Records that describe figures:
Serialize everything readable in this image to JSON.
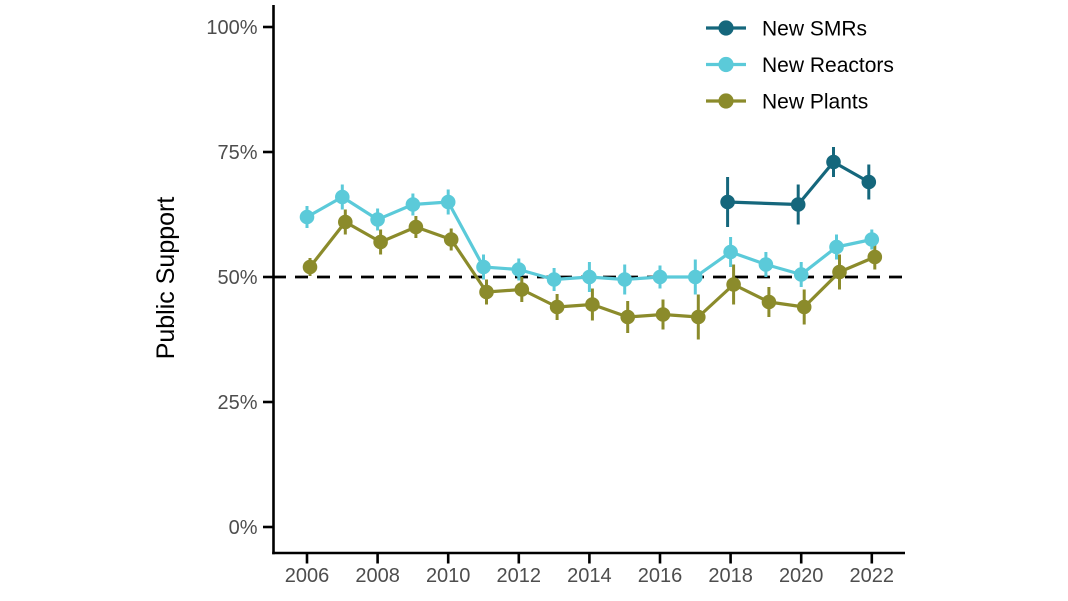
{
  "chart_data": {
    "type": "line",
    "title": "",
    "ylabel": "Public Support",
    "xlabel": "",
    "ylim": [
      0,
      100
    ],
    "xlim": [
      2006,
      2022
    ],
    "grid": false,
    "legend_position": "top-right",
    "reference_line": {
      "value": 50,
      "style": "dashed",
      "color": "#000000"
    },
    "y_ticks": [
      {
        "value": 0,
        "label": "0%"
      },
      {
        "value": 25,
        "label": "25%"
      },
      {
        "value": 50,
        "label": "50%"
      },
      {
        "value": 75,
        "label": "75%"
      },
      {
        "value": 100,
        "label": "100%"
      }
    ],
    "x_ticks": [
      {
        "value": 2006,
        "label": "2006"
      },
      {
        "value": 2008,
        "label": "2008"
      },
      {
        "value": 2010,
        "label": "2010"
      },
      {
        "value": 2012,
        "label": "2012"
      },
      {
        "value": 2014,
        "label": "2014"
      },
      {
        "value": 2016,
        "label": "2016"
      },
      {
        "value": 2018,
        "label": "2018"
      },
      {
        "value": 2020,
        "label": "2020"
      },
      {
        "value": 2022,
        "label": "2022"
      }
    ],
    "series": [
      {
        "name": "New SMRs",
        "color": "#15677C",
        "points": [
          {
            "year": 2018,
            "value": 65,
            "err": 5.0
          },
          {
            "year": 2020,
            "value": 64.5,
            "err": 4.0
          },
          {
            "year": 2021,
            "value": 73,
            "err": 3.0
          },
          {
            "year": 2022,
            "value": 69,
            "err": 3.5
          }
        ]
      },
      {
        "name": "New Reactors",
        "color": "#5BCAD9",
        "points": [
          {
            "year": 2006,
            "value": 62,
            "err": 2.2
          },
          {
            "year": 2007,
            "value": 66,
            "err": 2.5
          },
          {
            "year": 2008,
            "value": 61.5,
            "err": 2.2
          },
          {
            "year": 2009,
            "value": 64.5,
            "err": 2.2
          },
          {
            "year": 2010,
            "value": 65,
            "err": 2.5
          },
          {
            "year": 2011,
            "value": 52,
            "err": 2.5
          },
          {
            "year": 2012,
            "value": 51.5,
            "err": 2.2
          },
          {
            "year": 2013,
            "value": 49.5,
            "err": 2.3
          },
          {
            "year": 2014,
            "value": 50,
            "err": 3.0
          },
          {
            "year": 2015,
            "value": 49.5,
            "err": 3.0
          },
          {
            "year": 2016,
            "value": 50,
            "err": 2.3
          },
          {
            "year": 2017,
            "value": 50,
            "err": 3.5
          },
          {
            "year": 2018,
            "value": 55,
            "err": 3.0
          },
          {
            "year": 2019,
            "value": 52.5,
            "err": 2.5
          },
          {
            "year": 2020,
            "value": 50.5,
            "err": 2.5
          },
          {
            "year": 2021,
            "value": 56,
            "err": 2.5
          },
          {
            "year": 2022,
            "value": 57.5,
            "err": 2.0
          }
        ]
      },
      {
        "name": "New Plants",
        "color": "#8B8B2B",
        "points": [
          {
            "year": 2006,
            "value": 52,
            "err": 1.8
          },
          {
            "year": 2007,
            "value": 61,
            "err": 2.5
          },
          {
            "year": 2008,
            "value": 57,
            "err": 2.5
          },
          {
            "year": 2009,
            "value": 60,
            "err": 2.2
          },
          {
            "year": 2010,
            "value": 57.5,
            "err": 2.2
          },
          {
            "year": 2011,
            "value": 47,
            "err": 2.5
          },
          {
            "year": 2012,
            "value": 47.5,
            "err": 2.5
          },
          {
            "year": 2013,
            "value": 44,
            "err": 2.6
          },
          {
            "year": 2014,
            "value": 44.5,
            "err": 3.2
          },
          {
            "year": 2015,
            "value": 42,
            "err": 3.2
          },
          {
            "year": 2016,
            "value": 42.5,
            "err": 3.0
          },
          {
            "year": 2017,
            "value": 42,
            "err": 4.5
          },
          {
            "year": 2018,
            "value": 48.5,
            "err": 4.0
          },
          {
            "year": 2019,
            "value": 45,
            "err": 3.0
          },
          {
            "year": 2020,
            "value": 44,
            "err": 3.5
          },
          {
            "year": 2021,
            "value": 51,
            "err": 3.5
          },
          {
            "year": 2022,
            "value": 54,
            "err": 2.5
          }
        ]
      }
    ]
  }
}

Do this:
All records should be output exactly, with the pictures left out.

Complete response:
Serialize everything readable in this image to JSON.
{
  "chart_data": {
    "type": "line",
    "title": "",
    "ylabel": "Public Support",
    "xlabel": "",
    "ylim": [
      0,
      100
    ],
    "xlim": [
      2006,
      2022
    ],
    "grid": false,
    "legend_position": "top-right",
    "reference_line": {
      "value": 50,
      "style": "dashed",
      "color": "#000000"
    },
    "y_ticks": [
      {
        "value": 0,
        "label": "0%"
      },
      {
        "value": 25,
        "label": "25%"
      },
      {
        "value": 50,
        "label": "50%"
      },
      {
        "value": 75,
        "label": "75%"
      },
      {
        "value": 100,
        "label": "100%"
      }
    ],
    "x_ticks": [
      {
        "value": 2006,
        "label": "2006"
      },
      {
        "value": 2008,
        "label": "2008"
      },
      {
        "value": 2010,
        "label": "2010"
      },
      {
        "value": 2012,
        "label": "2012"
      },
      {
        "value": 2014,
        "label": "2014"
      },
      {
        "value": 2016,
        "label": "2016"
      },
      {
        "value": 2018,
        "label": "2018"
      },
      {
        "value": 2020,
        "label": "2020"
      },
      {
        "value": 2022,
        "label": "2022"
      }
    ],
    "series": [
      {
        "name": "New SMRs",
        "color": "#15677C",
        "points": [
          {
            "year": 2018,
            "value": 65,
            "err": 5.0
          },
          {
            "year": 2020,
            "value": 64.5,
            "err": 4.0
          },
          {
            "year": 2021,
            "value": 73,
            "err": 3.0
          },
          {
            "year": 2022,
            "value": 69,
            "err": 3.5
          }
        ]
      },
      {
        "name": "New Reactors",
        "color": "#5BCAD9",
        "points": [
          {
            "year": 2006,
            "value": 62,
            "err": 2.2
          },
          {
            "year": 2007,
            "value": 66,
            "err": 2.5
          },
          {
            "year": 2008,
            "value": 61.5,
            "err": 2.2
          },
          {
            "year": 2009,
            "value": 64.5,
            "err": 2.2
          },
          {
            "year": 2010,
            "value": 65,
            "err": 2.5
          },
          {
            "year": 2011,
            "value": 52,
            "err": 2.5
          },
          {
            "year": 2012,
            "value": 51.5,
            "err": 2.2
          },
          {
            "year": 2013,
            "value": 49.5,
            "err": 2.3
          },
          {
            "year": 2014,
            "value": 50,
            "err": 3.0
          },
          {
            "year": 2015,
            "value": 49.5,
            "err": 3.0
          },
          {
            "year": 2016,
            "value": 50,
            "err": 2.3
          },
          {
            "year": 2017,
            "value": 50,
            "err": 3.5
          },
          {
            "year": 2018,
            "value": 55,
            "err": 3.0
          },
          {
            "year": 2019,
            "value": 52.5,
            "err": 2.5
          },
          {
            "year": 2020,
            "value": 50.5,
            "err": 2.5
          },
          {
            "year": 2021,
            "value": 56,
            "err": 2.5
          },
          {
            "year": 2022,
            "value": 57.5,
            "err": 2.0
          }
        ]
      },
      {
        "name": "New Plants",
        "color": "#8B8B2B",
        "points": [
          {
            "year": 2006,
            "value": 52,
            "err": 1.8
          },
          {
            "year": 2007,
            "value": 61,
            "err": 2.5
          },
          {
            "year": 2008,
            "value": 57,
            "err": 2.5
          },
          {
            "year": 2009,
            "value": 60,
            "err": 2.2
          },
          {
            "year": 2010,
            "value": 57.5,
            "err": 2.2
          },
          {
            "year": 2011,
            "value": 47,
            "err": 2.5
          },
          {
            "year": 2012,
            "value": 47.5,
            "err": 2.5
          },
          {
            "year": 2013,
            "value": 44,
            "err": 2.6
          },
          {
            "year": 2014,
            "value": 44.5,
            "err": 3.2
          },
          {
            "year": 2015,
            "value": 42,
            "err": 3.2
          },
          {
            "year": 2016,
            "value": 42.5,
            "err": 3.0
          },
          {
            "year": 2017,
            "value": 42,
            "err": 4.5
          },
          {
            "year": 2018,
            "value": 48.5,
            "err": 4.0
          },
          {
            "year": 2019,
            "value": 45,
            "err": 3.0
          },
          {
            "year": 2020,
            "value": 44,
            "err": 3.5
          },
          {
            "year": 2021,
            "value": 51,
            "err": 3.5
          },
          {
            "year": 2022,
            "value": 54,
            "err": 2.5
          }
        ]
      }
    ]
  }
}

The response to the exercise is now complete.